Retype all of the listing exactly, passing over any picture you find.

----- Given data -----

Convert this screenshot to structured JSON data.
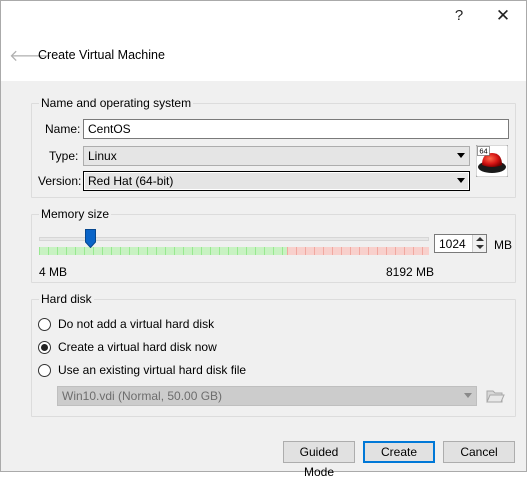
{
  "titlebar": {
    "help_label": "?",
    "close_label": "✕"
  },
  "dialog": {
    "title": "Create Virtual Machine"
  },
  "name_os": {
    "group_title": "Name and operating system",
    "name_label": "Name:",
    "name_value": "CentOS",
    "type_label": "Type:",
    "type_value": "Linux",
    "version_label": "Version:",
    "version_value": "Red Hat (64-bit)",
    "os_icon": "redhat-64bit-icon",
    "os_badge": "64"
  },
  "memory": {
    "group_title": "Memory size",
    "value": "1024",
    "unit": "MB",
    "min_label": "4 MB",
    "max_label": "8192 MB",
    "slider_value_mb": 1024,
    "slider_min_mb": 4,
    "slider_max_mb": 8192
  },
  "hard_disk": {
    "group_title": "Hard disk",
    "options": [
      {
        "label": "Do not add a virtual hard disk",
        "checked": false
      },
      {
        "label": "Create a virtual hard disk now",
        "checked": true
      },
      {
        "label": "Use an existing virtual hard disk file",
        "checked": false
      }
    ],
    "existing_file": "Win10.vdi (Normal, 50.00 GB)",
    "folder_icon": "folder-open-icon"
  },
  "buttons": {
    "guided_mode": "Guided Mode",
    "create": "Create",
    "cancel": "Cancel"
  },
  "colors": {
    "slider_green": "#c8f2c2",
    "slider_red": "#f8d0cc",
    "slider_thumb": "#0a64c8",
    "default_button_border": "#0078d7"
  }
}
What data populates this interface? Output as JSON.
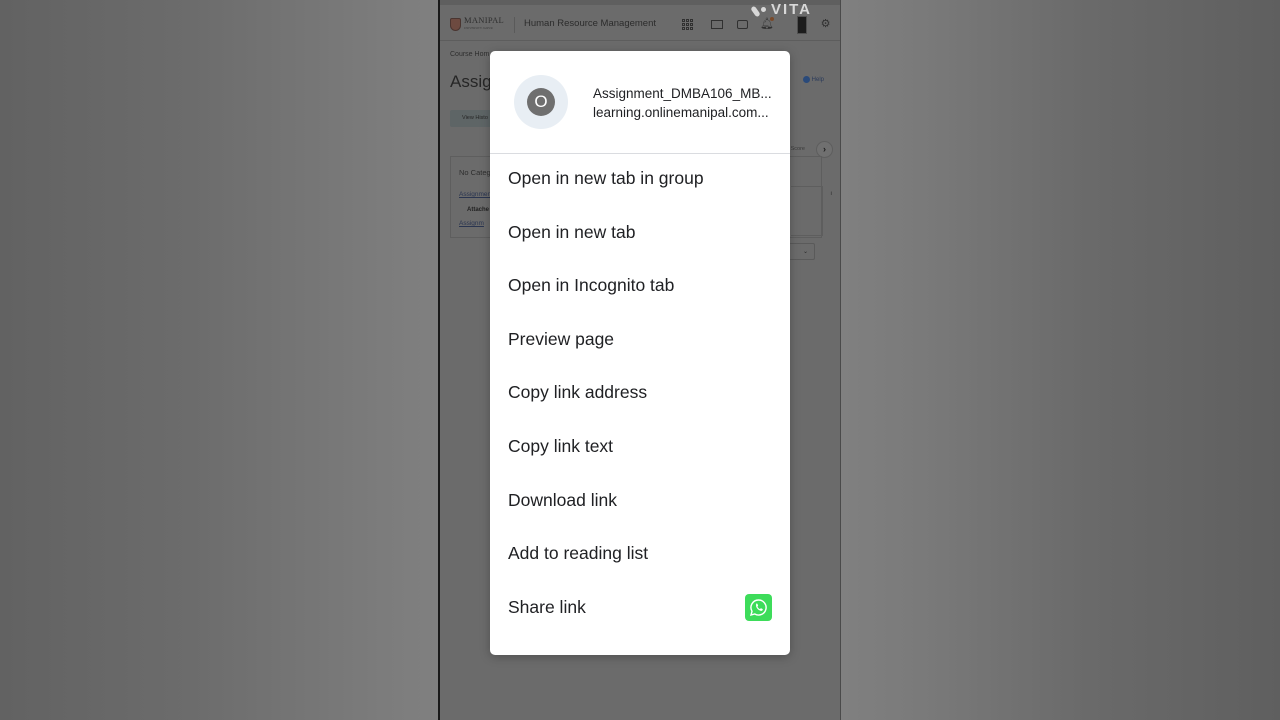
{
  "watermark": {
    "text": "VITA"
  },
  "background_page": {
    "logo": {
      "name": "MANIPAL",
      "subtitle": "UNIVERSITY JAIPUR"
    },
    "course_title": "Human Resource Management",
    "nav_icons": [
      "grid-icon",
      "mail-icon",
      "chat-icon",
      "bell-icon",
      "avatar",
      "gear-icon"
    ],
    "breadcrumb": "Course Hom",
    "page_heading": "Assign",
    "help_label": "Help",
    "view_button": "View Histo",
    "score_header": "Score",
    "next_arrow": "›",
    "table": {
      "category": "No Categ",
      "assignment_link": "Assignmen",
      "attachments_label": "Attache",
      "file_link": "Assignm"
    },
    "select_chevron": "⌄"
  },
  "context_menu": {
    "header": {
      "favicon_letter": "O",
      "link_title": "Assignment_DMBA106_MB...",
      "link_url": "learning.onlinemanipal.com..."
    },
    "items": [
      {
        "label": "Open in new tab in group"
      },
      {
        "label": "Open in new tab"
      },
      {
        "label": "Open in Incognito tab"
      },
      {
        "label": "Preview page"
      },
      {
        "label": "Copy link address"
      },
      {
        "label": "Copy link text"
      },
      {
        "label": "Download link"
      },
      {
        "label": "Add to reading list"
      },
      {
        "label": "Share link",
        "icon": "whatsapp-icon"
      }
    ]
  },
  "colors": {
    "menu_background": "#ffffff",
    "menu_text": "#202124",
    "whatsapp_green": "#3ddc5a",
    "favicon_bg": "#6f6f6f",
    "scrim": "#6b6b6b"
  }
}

-----

▶ Response to the task:
Convert this screenshot to structured JSON data.
{
  "titlebar": {
    "help_label": "?",
    "close_label": "✕"
  },
  "dialog": {
    "title": "Create Virtual Machine"
  },
  "name_os": {
    "group_title": "Name and operating system",
    "name_label": "Name:",
    "name_value": "CentOS",
    "type_label": "Type:",
    "type_value": "Linux",
    "version_label": "Version:",
    "version_value": "Red Hat (64-bit)",
    "os_icon": "redhat-64bit-icon",
    "os_badge": "64"
  },
  "memory": {
    "group_title": "Memory size",
    "value": "1024",
    "unit": "MB",
    "min_label": "4 MB",
    "max_label": "8192 MB",
    "slider_value_mb": 1024,
    "slider_min_mb": 4,
    "slider_max_mb": 8192
  },
  "hard_disk": {
    "group_title": "Hard disk",
    "options": [
      {
        "label": "Do not add a virtual hard disk",
        "checked": false
      },
      {
        "label": "Create a virtual hard disk now",
        "checked": true
      },
      {
        "label": "Use an existing virtual hard disk file",
        "checked": false
      }
    ],
    "existing_file": "Win10.vdi (Normal, 50.00 GB)",
    "folder_icon": "folder-open-icon"
  },
  "buttons": {
    "guided_mode": "Guided Mode",
    "create": "Create",
    "cancel": "Cancel"
  },
  "colors": {
    "slider_green": "#c8f2c2",
    "slider_red": "#f8d0cc",
    "slider_thumb": "#0a64c8",
    "default_button_border": "#0078d7"
  }
}
What data populates this interface? Output as JSON.
{
  "watermark": {
    "text": "VITA"
  },
  "background_page": {
    "logo": {
      "name": "MANIPAL",
      "subtitle": "UNIVERSITY JAIPUR"
    },
    "course_title": "Human Resource Management",
    "nav_icons": [
      "grid-icon",
      "mail-icon",
      "chat-icon",
      "bell-icon",
      "avatar",
      "gear-icon"
    ],
    "breadcrumb": "Course Hom",
    "page_heading": "Assign",
    "help_label": "Help",
    "view_button": "View Histo",
    "score_header": "Score",
    "next_arrow": "›",
    "table": {
      "category": "No Categ",
      "assignment_link": "Assignmen",
      "attachments_label": "Attache",
      "file_link": "Assignm"
    },
    "select_chevron": "⌄"
  },
  "context_menu": {
    "header": {
      "favicon_letter": "O",
      "link_title": "Assignment_DMBA106_MB...",
      "link_url": "learning.onlinemanipal.com..."
    },
    "items": [
      {
        "label": "Open in new tab in group"
      },
      {
        "label": "Open in new tab"
      },
      {
        "label": "Open in Incognito tab"
      },
      {
        "label": "Preview page"
      },
      {
        "label": "Copy link address"
      },
      {
        "label": "Copy link text"
      },
      {
        "label": "Download link"
      },
      {
        "label": "Add to reading list"
      },
      {
        "label": "Share link",
        "icon": "whatsapp-icon"
      }
    ]
  },
  "colors": {
    "menu_background": "#ffffff",
    "menu_text": "#202124",
    "whatsapp_green": "#3ddc5a",
    "favicon_bg": "#6f6f6f",
    "scrim": "#6b6b6b"
  }
}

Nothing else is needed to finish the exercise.